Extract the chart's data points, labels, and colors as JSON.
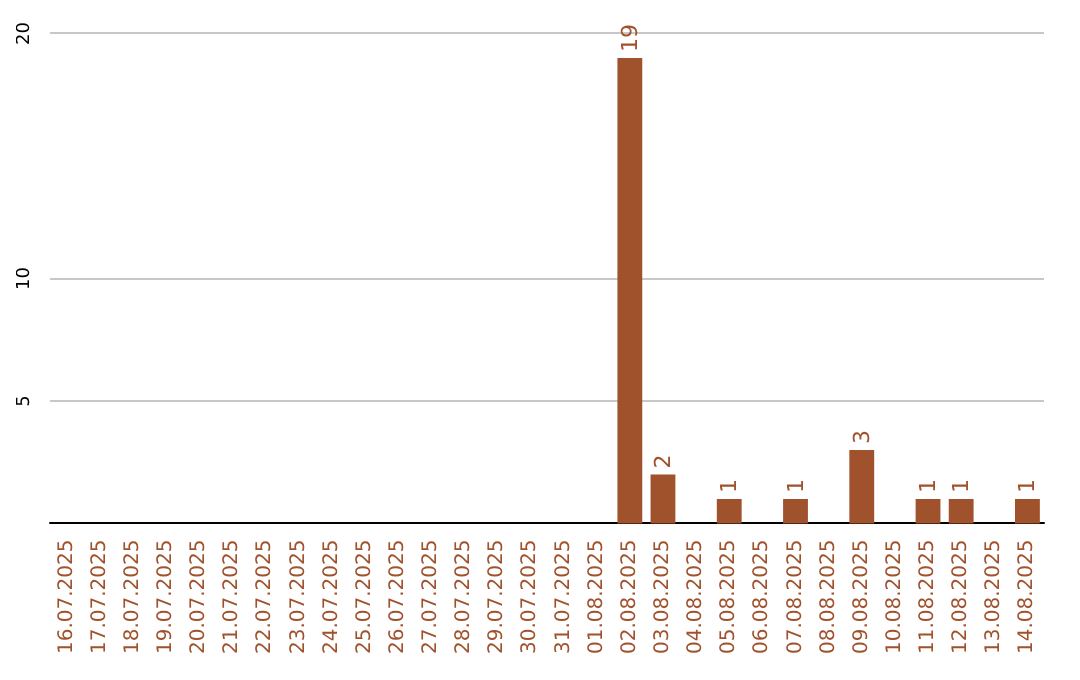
{
  "chart_data": {
    "type": "bar",
    "categories": [
      "16.07.2025",
      "17.07.2025",
      "18.07.2025",
      "19.07.2025",
      "20.07.2025",
      "21.07.2025",
      "22.07.2025",
      "23.07.2025",
      "24.07.2025",
      "25.07.2025",
      "26.07.2025",
      "27.07.2025",
      "28.07.2025",
      "29.07.2025",
      "30.07.2025",
      "31.07.2025",
      "01.08.2025",
      "02.08.2025",
      "03.08.2025",
      "04.08.2025",
      "05.08.2025",
      "06.08.2025",
      "07.08.2025",
      "08.08.2025",
      "09.08.2025",
      "10.08.2025",
      "11.08.2025",
      "12.08.2025",
      "13.08.2025",
      "14.08.2025"
    ],
    "values": [
      0,
      0,
      0,
      0,
      0,
      0,
      0,
      0,
      0,
      0,
      0,
      0,
      0,
      0,
      0,
      0,
      0,
      19,
      2,
      0,
      1,
      0,
      1,
      0,
      3,
      0,
      1,
      1,
      0,
      1
    ],
    "value_labels": [
      null,
      null,
      null,
      null,
      null,
      null,
      null,
      null,
      null,
      null,
      null,
      null,
      null,
      null,
      null,
      null,
      null,
      "19",
      "2",
      null,
      "1",
      null,
      "1",
      null,
      "3",
      null,
      "1",
      "1",
      null,
      "1"
    ],
    "color": "#a0522d",
    "ylim": [
      0,
      20
    ],
    "yticks": [
      5,
      10,
      20
    ],
    "grid": "y"
  }
}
++++++++++
From the listing above, print every entry precisely and drop the pictures.

Extract the chart's data points, labels, and colors as JSON.
{
  "chart_data": {
    "type": "bar",
    "categories": [
      "16.07.2025",
      "17.07.2025",
      "18.07.2025",
      "19.07.2025",
      "20.07.2025",
      "21.07.2025",
      "22.07.2025",
      "23.07.2025",
      "24.07.2025",
      "25.07.2025",
      "26.07.2025",
      "27.07.2025",
      "28.07.2025",
      "29.07.2025",
      "30.07.2025",
      "31.07.2025",
      "01.08.2025",
      "02.08.2025",
      "03.08.2025",
      "04.08.2025",
      "05.08.2025",
      "06.08.2025",
      "07.08.2025",
      "08.08.2025",
      "09.08.2025",
      "10.08.2025",
      "11.08.2025",
      "12.08.2025",
      "13.08.2025",
      "14.08.2025"
    ],
    "values": [
      0,
      0,
      0,
      0,
      0,
      0,
      0,
      0,
      0,
      0,
      0,
      0,
      0,
      0,
      0,
      0,
      0,
      19,
      2,
      0,
      1,
      0,
      1,
      0,
      3,
      0,
      1,
      1,
      0,
      1
    ],
    "value_labels": [
      null,
      null,
      null,
      null,
      null,
      null,
      null,
      null,
      null,
      null,
      null,
      null,
      null,
      null,
      null,
      null,
      null,
      "19",
      "2",
      null,
      "1",
      null,
      "1",
      null,
      "3",
      null,
      "1",
      "1",
      null,
      "1"
    ],
    "color": "#a0522d",
    "ylim": [
      0,
      20
    ],
    "yticks": [
      5,
      10,
      20
    ],
    "grid": "y"
  }
}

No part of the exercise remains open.